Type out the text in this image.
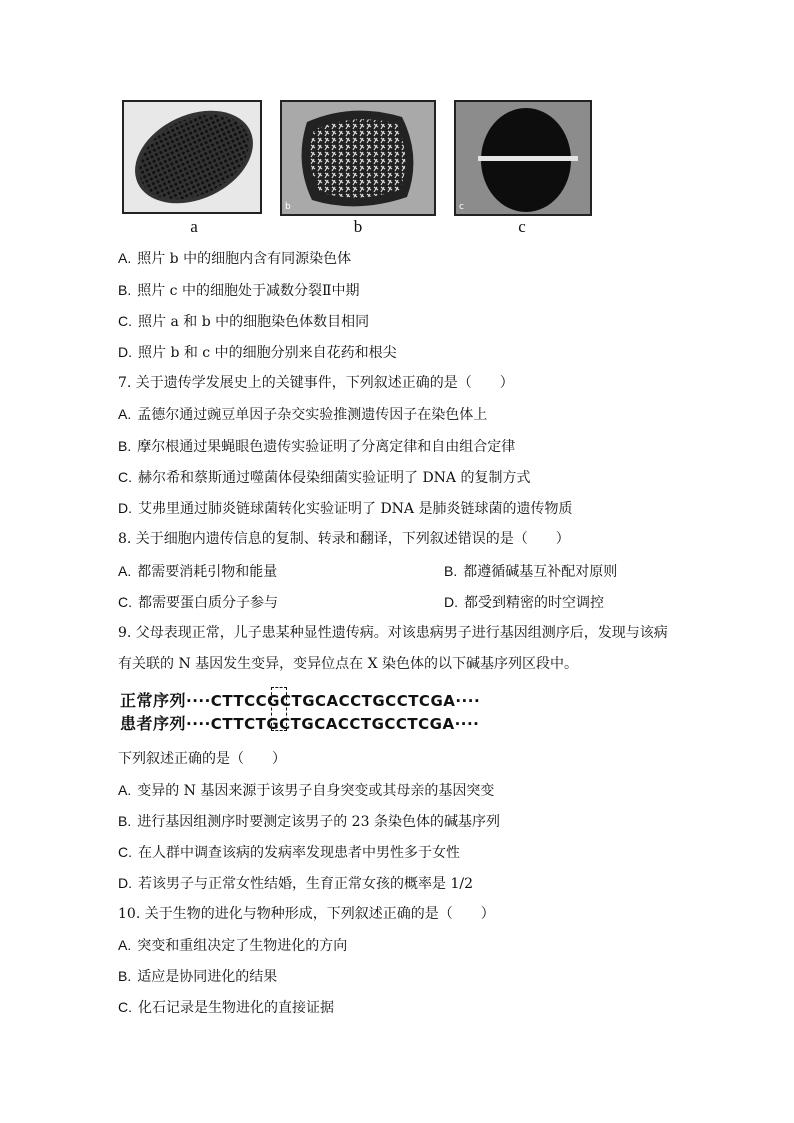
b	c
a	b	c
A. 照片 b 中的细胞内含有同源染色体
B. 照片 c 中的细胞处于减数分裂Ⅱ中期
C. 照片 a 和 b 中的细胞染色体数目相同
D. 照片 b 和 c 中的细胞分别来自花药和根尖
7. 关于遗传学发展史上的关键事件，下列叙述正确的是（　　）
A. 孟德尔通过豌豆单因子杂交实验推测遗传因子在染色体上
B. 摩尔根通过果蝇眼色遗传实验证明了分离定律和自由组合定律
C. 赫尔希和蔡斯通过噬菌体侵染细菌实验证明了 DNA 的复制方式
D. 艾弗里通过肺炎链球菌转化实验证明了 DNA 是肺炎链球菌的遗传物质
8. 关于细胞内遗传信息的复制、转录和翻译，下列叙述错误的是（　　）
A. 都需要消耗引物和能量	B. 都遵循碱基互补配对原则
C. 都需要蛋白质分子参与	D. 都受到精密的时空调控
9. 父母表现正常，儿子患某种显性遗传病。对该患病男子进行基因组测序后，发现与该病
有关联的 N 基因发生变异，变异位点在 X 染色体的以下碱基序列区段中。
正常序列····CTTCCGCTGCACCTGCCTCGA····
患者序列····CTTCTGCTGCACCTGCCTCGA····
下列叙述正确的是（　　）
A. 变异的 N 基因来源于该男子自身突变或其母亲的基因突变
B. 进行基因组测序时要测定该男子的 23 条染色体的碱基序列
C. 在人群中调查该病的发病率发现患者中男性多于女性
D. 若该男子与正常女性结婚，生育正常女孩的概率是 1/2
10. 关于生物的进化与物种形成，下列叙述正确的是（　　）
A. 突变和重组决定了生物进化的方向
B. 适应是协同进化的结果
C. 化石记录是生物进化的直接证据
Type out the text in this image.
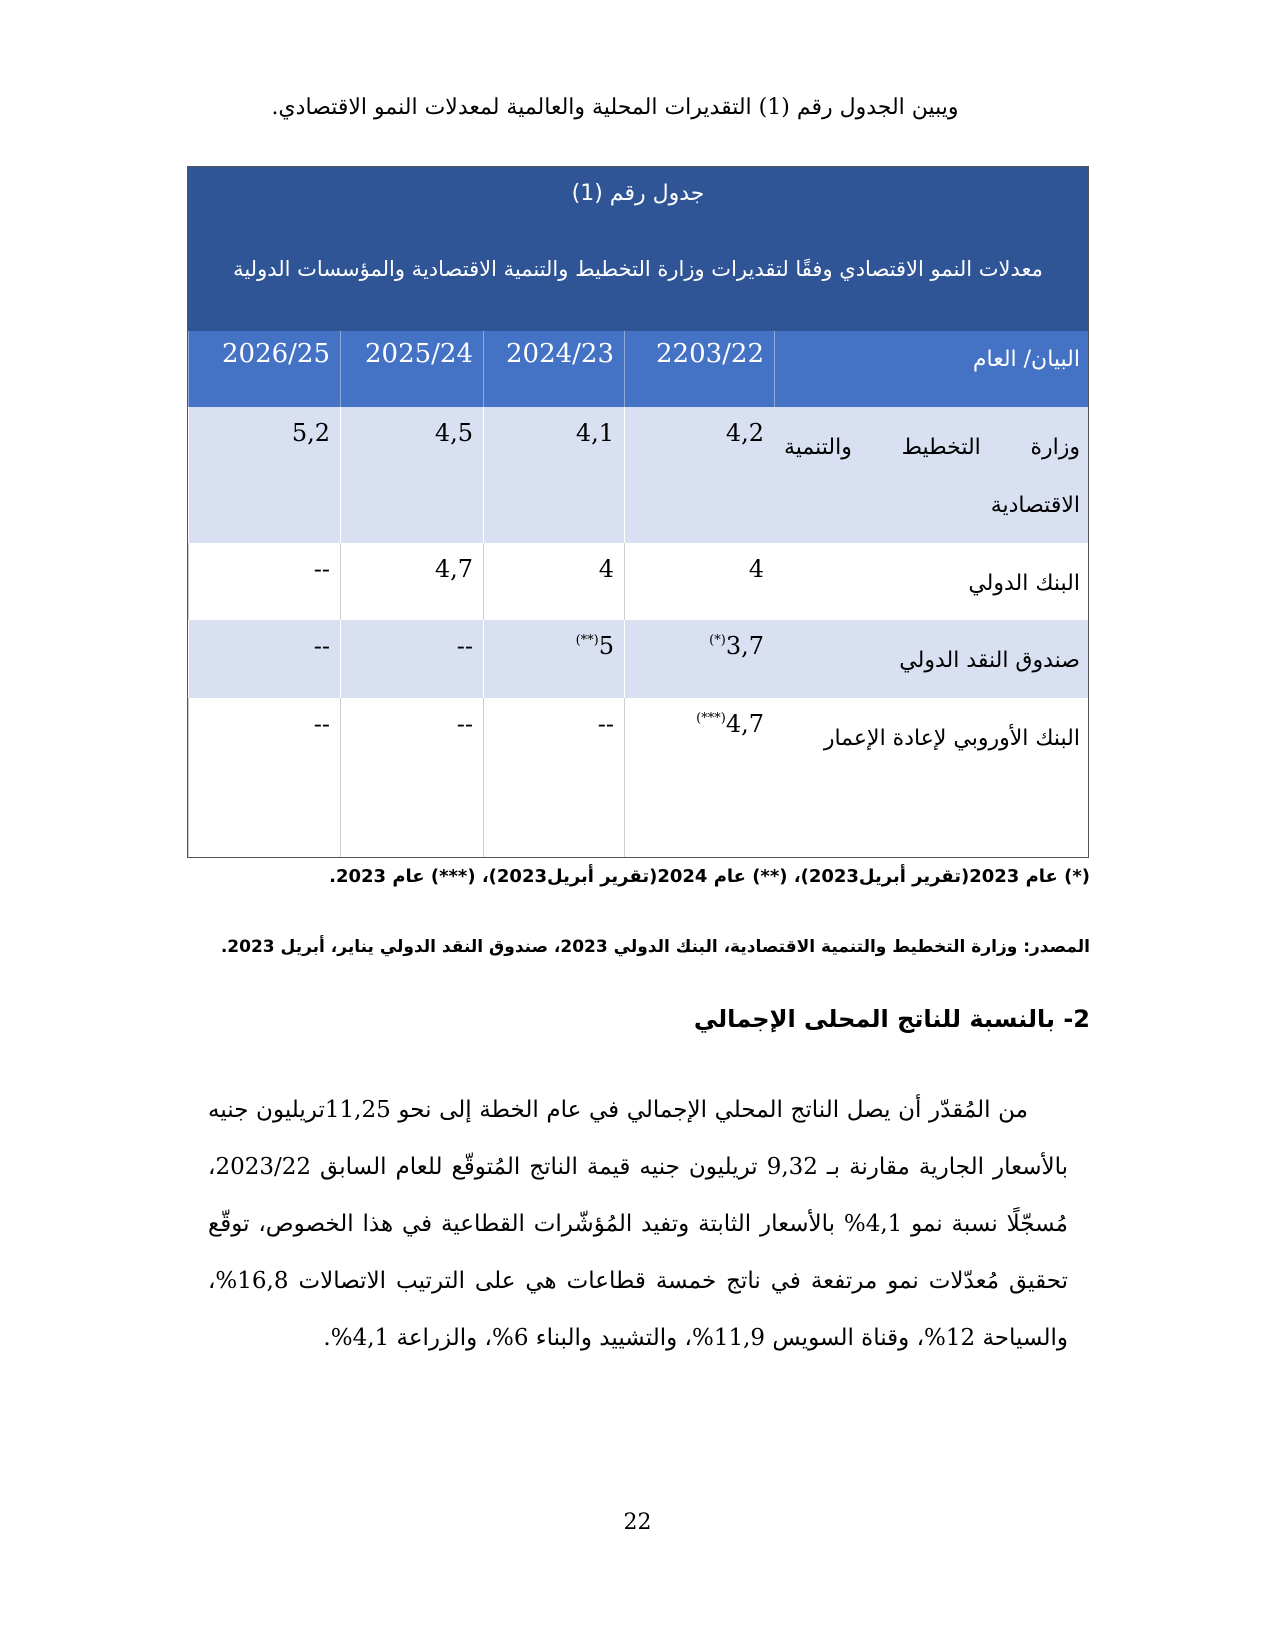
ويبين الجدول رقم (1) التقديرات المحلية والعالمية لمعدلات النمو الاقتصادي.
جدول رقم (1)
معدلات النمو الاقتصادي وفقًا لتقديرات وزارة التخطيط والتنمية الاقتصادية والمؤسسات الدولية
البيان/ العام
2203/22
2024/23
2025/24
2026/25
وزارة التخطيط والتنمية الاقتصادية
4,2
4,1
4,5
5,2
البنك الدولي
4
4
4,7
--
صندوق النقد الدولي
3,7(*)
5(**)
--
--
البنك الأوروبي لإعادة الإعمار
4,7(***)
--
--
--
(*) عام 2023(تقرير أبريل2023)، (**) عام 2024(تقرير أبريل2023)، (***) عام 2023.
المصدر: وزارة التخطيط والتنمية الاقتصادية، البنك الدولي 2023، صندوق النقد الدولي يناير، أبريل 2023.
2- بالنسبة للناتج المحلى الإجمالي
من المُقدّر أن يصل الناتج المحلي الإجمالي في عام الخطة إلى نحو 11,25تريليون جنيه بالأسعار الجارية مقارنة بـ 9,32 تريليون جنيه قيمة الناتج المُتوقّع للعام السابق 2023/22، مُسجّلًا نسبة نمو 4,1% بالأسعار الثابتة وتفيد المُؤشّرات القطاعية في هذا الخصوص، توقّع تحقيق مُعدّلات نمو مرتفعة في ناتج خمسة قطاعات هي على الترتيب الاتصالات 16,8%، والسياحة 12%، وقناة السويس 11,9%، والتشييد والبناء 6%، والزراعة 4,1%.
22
=====
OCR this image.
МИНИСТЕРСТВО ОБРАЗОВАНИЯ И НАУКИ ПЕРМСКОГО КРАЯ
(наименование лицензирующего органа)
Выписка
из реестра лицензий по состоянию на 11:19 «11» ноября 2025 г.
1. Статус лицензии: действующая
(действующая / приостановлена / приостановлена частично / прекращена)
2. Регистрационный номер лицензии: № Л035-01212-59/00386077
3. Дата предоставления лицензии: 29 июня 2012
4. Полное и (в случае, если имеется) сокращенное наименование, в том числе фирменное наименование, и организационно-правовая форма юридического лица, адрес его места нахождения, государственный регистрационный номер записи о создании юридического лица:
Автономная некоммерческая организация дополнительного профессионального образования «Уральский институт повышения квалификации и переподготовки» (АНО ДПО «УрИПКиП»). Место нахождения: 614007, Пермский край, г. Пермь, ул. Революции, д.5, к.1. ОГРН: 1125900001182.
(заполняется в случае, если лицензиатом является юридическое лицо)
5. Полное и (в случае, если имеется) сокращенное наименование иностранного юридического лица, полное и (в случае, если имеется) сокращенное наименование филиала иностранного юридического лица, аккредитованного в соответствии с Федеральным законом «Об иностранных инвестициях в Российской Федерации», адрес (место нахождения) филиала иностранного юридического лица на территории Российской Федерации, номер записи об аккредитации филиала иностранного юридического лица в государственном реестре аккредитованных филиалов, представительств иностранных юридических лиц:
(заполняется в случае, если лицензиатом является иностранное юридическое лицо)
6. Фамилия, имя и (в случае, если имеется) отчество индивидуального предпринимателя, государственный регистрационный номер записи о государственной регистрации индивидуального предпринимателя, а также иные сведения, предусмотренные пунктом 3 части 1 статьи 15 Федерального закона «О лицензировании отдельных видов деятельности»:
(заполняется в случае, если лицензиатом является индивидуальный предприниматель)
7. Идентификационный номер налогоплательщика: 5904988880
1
=====
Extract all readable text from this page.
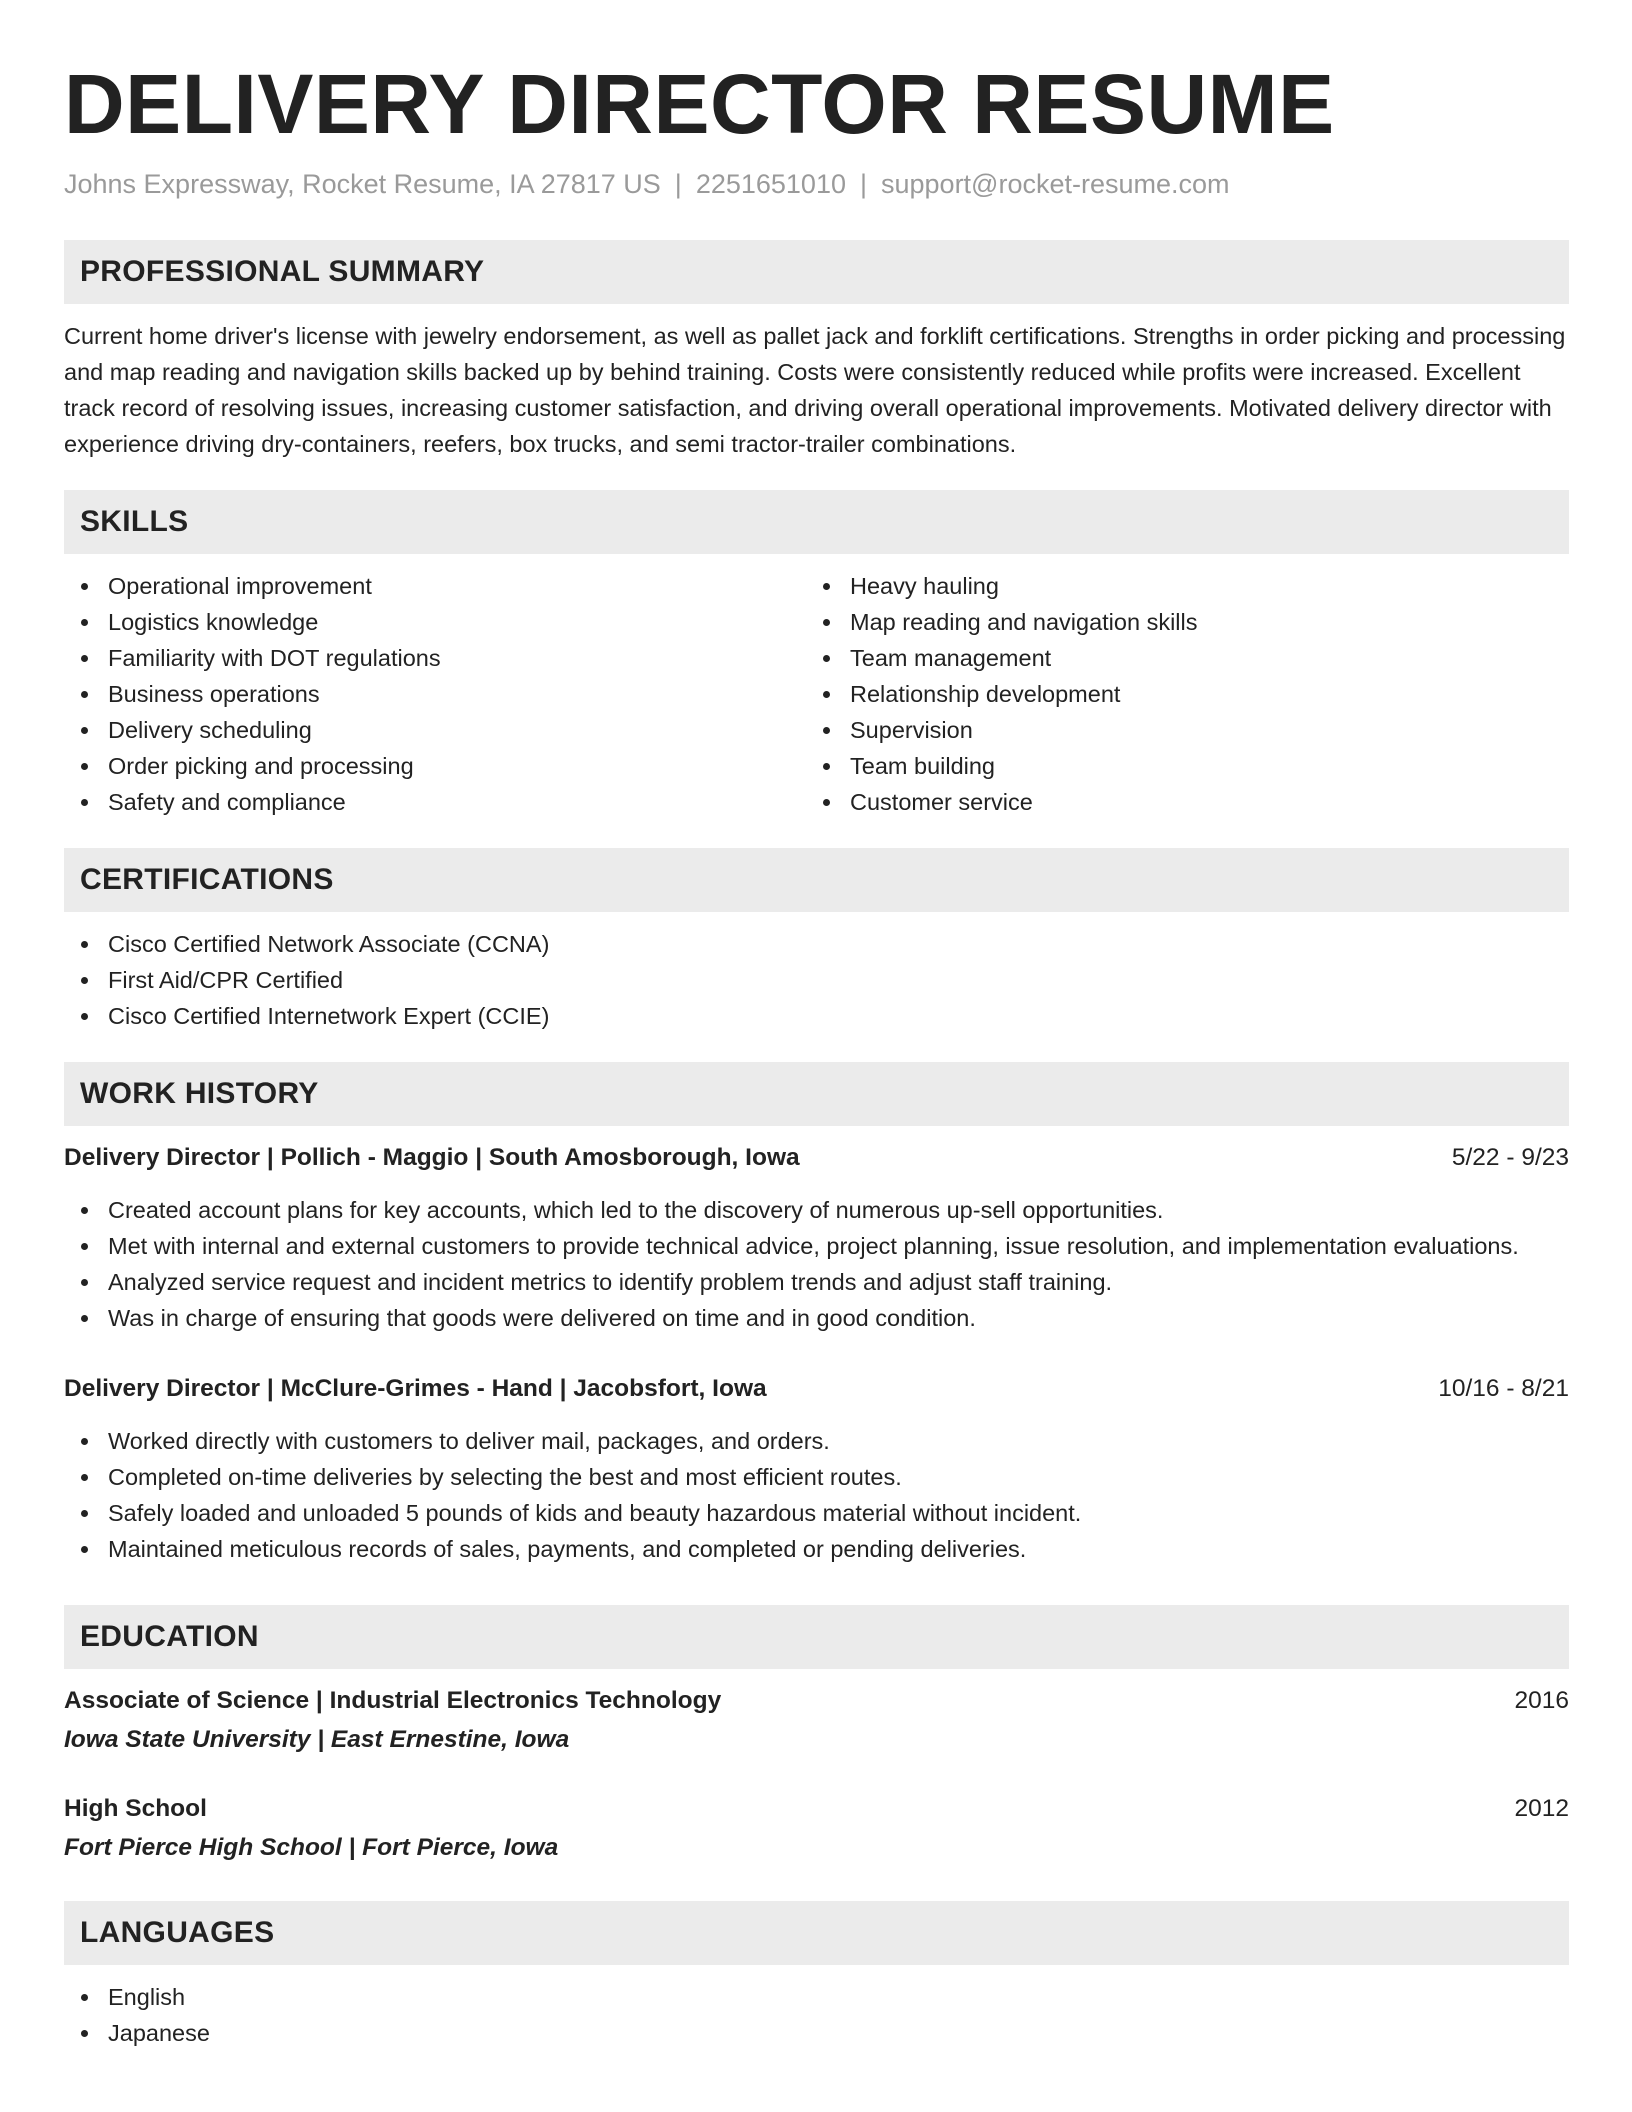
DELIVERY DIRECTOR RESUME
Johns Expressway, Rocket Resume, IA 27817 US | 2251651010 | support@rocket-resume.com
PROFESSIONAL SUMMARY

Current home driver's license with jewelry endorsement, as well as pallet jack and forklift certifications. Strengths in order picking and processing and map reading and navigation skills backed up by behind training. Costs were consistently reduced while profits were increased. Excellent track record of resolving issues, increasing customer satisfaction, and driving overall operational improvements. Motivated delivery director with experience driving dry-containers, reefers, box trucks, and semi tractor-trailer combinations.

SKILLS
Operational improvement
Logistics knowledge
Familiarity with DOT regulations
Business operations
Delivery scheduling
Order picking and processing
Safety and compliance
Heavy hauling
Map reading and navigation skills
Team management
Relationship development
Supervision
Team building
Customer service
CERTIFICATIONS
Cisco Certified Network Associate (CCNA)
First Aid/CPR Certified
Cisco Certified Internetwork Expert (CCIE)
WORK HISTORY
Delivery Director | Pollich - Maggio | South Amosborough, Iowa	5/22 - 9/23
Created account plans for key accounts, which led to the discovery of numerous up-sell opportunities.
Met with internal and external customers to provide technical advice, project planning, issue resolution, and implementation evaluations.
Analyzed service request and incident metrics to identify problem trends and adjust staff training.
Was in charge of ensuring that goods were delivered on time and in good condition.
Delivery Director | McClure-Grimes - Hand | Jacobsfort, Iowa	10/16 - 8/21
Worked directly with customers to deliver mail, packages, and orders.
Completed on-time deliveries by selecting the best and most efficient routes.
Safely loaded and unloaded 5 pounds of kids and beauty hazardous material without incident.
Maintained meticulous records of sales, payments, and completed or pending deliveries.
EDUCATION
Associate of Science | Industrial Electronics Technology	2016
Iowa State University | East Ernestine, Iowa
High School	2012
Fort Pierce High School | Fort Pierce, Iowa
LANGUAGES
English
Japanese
=====
- **Exercise**: Gather every line from the listing above in which the word "государственный" appears.

- **Solution**:
4. Полное и (в случае, если имеется) сокращенное наименование, в том числе фирменное наименование, и организационно-правовая форма юридического лица, адрес его места нахождения, государственный регистрационный номер записи о создании юридического лица:
6. Фамилия, имя и (в случае, если имеется) отчество индивидуального предпринимателя, государственный регистрационный номер записи о государственной регистрации индивидуального предпринимателя, а также иные сведения, предусмотренные пунктом 3 части 1 статьи 15 Федерального закона «О лицензировании отдельных видов деятельности»:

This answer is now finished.